## EXERCISE DIRECTIONS
Locate all lines in the data below that hold "name" and show them.

Stored items
--- Start ---

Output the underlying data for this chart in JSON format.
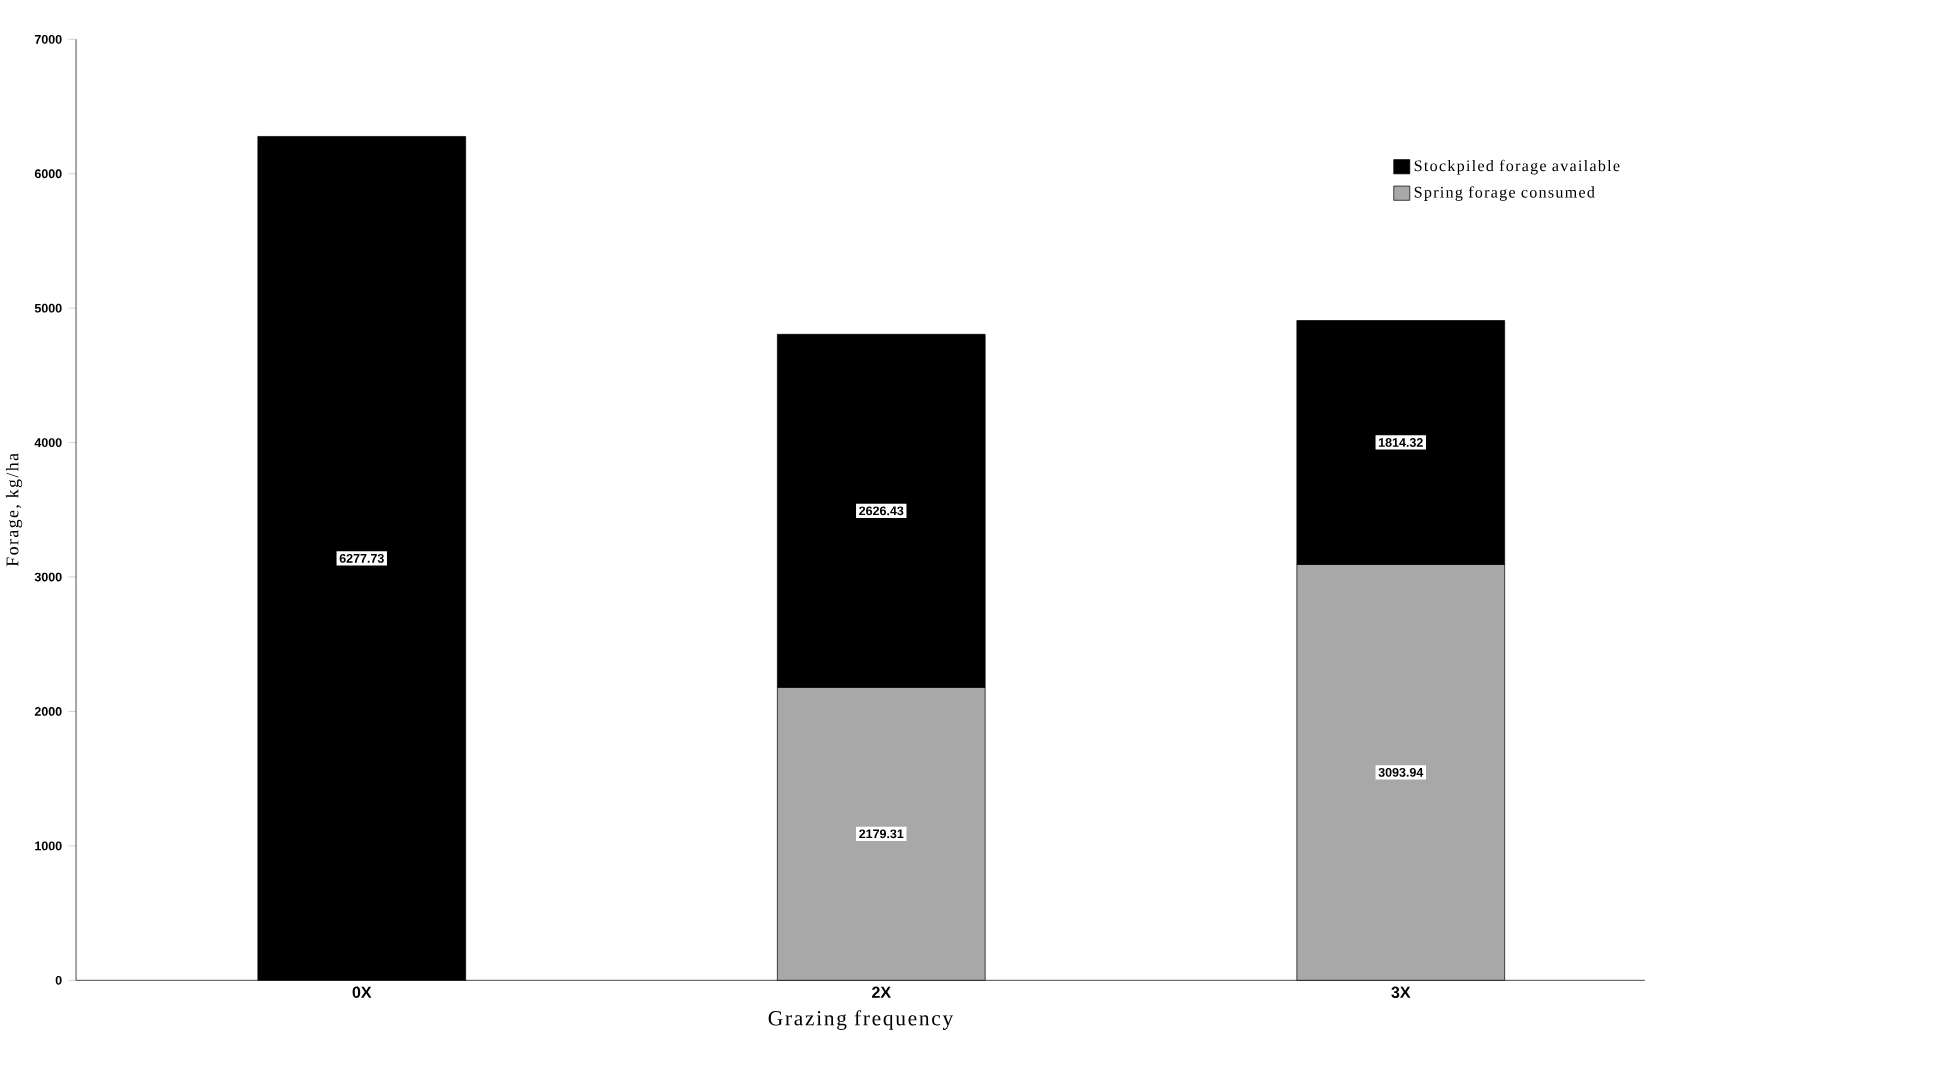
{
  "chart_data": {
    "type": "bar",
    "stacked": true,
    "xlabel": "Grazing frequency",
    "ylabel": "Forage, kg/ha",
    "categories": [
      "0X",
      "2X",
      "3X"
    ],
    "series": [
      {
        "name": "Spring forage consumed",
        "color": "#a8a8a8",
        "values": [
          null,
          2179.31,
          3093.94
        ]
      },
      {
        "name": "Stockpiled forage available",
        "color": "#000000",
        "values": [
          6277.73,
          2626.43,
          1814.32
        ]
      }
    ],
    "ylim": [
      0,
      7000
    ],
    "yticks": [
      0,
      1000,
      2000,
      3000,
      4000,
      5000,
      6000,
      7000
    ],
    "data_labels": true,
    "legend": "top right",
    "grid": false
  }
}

--- End ---

## ANSWER TO THIS EXERCISE
        "name": "Spring forage consumed",
        "name": "Stockpiled forage available",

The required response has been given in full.